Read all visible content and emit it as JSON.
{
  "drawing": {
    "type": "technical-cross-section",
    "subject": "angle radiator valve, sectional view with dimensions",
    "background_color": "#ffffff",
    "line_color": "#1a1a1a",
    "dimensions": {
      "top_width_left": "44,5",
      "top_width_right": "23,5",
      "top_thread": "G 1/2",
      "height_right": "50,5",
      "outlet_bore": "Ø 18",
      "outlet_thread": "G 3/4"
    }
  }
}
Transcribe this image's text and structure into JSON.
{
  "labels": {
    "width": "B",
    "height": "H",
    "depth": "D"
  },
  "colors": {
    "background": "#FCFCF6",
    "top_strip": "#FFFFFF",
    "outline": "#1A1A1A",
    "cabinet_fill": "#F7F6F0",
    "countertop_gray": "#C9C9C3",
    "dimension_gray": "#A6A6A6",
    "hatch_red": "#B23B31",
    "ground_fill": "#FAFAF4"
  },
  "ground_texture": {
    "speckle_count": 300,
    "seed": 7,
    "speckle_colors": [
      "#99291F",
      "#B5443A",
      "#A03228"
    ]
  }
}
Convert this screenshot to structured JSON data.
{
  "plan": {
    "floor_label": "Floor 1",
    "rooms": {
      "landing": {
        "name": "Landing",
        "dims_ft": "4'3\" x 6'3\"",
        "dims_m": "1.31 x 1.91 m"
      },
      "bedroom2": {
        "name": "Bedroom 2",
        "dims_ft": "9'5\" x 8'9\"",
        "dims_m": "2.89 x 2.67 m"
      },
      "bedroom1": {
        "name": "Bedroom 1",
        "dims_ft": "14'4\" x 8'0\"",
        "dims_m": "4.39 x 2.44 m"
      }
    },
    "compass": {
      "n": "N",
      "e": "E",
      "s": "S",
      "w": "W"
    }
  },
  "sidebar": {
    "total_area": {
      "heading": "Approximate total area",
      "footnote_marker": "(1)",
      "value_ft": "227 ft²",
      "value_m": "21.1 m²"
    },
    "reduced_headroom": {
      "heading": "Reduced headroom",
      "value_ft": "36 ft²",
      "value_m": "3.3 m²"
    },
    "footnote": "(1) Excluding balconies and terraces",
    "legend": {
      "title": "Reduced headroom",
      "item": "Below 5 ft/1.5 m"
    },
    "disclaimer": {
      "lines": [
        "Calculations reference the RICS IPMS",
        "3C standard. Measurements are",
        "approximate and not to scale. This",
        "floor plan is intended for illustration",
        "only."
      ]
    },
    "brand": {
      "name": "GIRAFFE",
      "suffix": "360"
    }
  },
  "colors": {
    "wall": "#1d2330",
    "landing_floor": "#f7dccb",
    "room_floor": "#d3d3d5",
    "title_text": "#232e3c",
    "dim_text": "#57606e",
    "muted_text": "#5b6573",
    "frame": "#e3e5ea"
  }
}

**YOUR INSTRUCTIONS**
Copy out every line of the data above, exactly as given.

**WRITTEN RESPONSE**
Read all visible content and emit it as JSON.
{
  "drawing": {
    "type": "technical-cross-section",
    "subject": "angle radiator valve, sectional view with dimensions",
    "background_color": "#ffffff",
    "line_color": "#1a1a1a",
    "dimensions": {
      "top_width_left": "44,5",
      "top_width_right": "23,5",
      "top_thread": "G 1/2",
      "height_right": "50,5",
      "outlet_bore": "Ø 18",
      "outlet_thread": "G 3/4"
    }
  }
}
Transcribe this image's text and structure into JSON.
{
  "labels": {
    "width": "B",
    "height": "H",
    "depth": "D"
  },
  "colors": {
    "background": "#FCFCF6",
    "top_strip": "#FFFFFF",
    "outline": "#1A1A1A",
    "cabinet_fill": "#F7F6F0",
    "countertop_gray": "#C9C9C3",
    "dimension_gray": "#A6A6A6",
    "hatch_red": "#B23B31",
    "ground_fill": "#FAFAF4"
  },
  "ground_texture": {
    "speckle_count": 300,
    "seed": 7,
    "speckle_colors": [
      "#99291F",
      "#B5443A",
      "#A03228"
    ]
  }
}
Convert this screenshot to structured JSON data.
{
  "plan": {
    "floor_label": "Floor 1",
    "rooms": {
      "landing": {
        "name": "Landing",
        "dims_ft": "4'3\" x 6'3\"",
        "dims_m": "1.31 x 1.91 m"
      },
      "bedroom2": {
        "name": "Bedroom 2",
        "dims_ft": "9'5\" x 8'9\"",
        "dims_m": "2.89 x 2.67 m"
      },
      "bedroom1": {
        "name": "Bedroom 1",
        "dims_ft": "14'4\" x 8'0\"",
        "dims_m": "4.39 x 2.44 m"
      }
    },
    "compass": {
      "n": "N",
      "e": "E",
      "s": "S",
      "w": "W"
    }
  },
  "sidebar": {
    "total_area": {
      "heading": "Approximate total area",
      "footnote_marker": "(1)",
      "value_ft": "227 ft²",
      "value_m": "21.1 m²"
    },
    "reduced_headroom": {
      "heading": "Reduced headroom",
      "value_ft": "36 ft²",
      "value_m": "3.3 m²"
    },
    "footnote": "(1) Excluding balconies and terraces",
    "legend": {
      "title": "Reduced headroom",
      "item": "Below 5 ft/1.5 m"
    },
    "disclaimer": {
      "lines": [
        "Calculations reference the RICS IPMS",
        "3C standard. Measurements are",
        "approximate and not to scale. This",
        "floor plan is intended for illustration",
        "only."
      ]
    },
    "brand": {
      "name": "GIRAFFE",
      "suffix": "360"
    }
  },
  "colors": {
    "wall": "#1d2330",
    "landing_floor": "#f7dccb",
    "room_floor": "#d3d3d5",
    "title_text": "#232e3c",
    "dim_text": "#57606e",
    "muted_text": "#5b6573",
    "frame": "#e3e5ea"
  }
}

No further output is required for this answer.